ENTRIES SHOWN.
--*--
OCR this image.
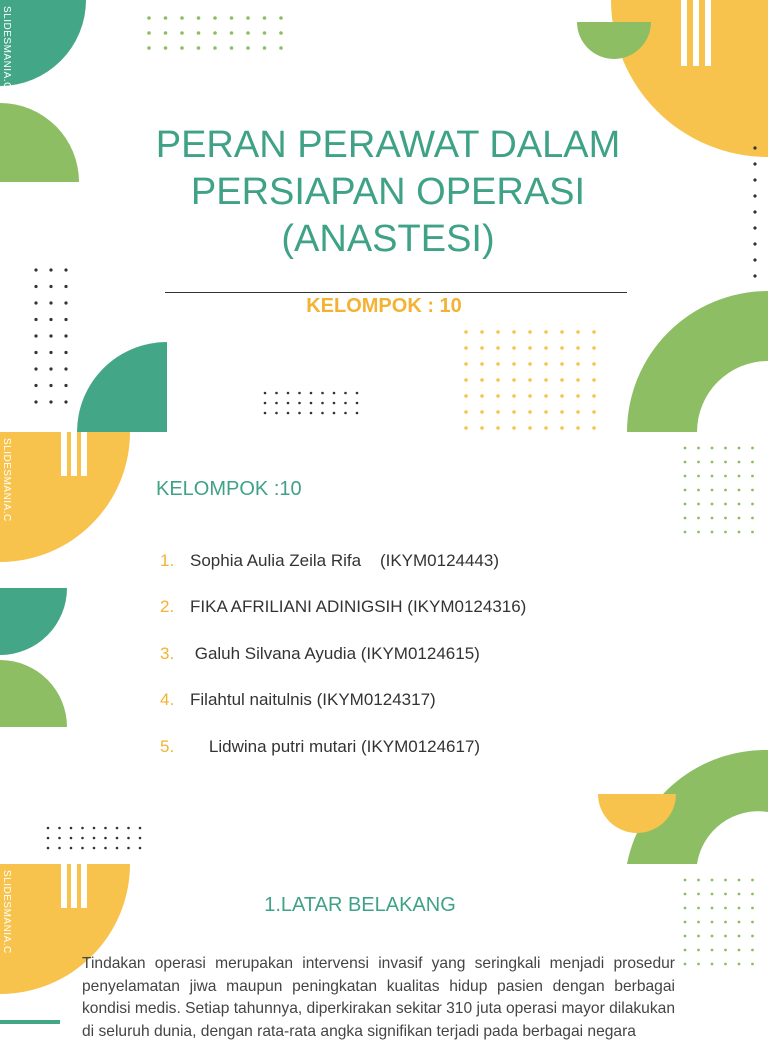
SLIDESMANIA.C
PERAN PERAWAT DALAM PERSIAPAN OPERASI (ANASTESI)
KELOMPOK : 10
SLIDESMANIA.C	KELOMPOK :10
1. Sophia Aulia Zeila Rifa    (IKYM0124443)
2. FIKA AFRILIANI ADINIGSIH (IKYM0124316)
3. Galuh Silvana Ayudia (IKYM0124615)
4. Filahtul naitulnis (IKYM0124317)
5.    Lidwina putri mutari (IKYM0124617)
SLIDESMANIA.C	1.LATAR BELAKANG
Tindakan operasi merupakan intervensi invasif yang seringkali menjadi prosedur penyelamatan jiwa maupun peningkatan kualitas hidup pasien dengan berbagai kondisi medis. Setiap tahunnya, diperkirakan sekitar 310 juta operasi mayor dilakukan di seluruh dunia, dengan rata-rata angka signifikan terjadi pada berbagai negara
--*--
STATED GOAL.
Using the records above, say how many lines include the string "SLIDESMANIA". Only the number is wanted.

THE SOLUTION.
3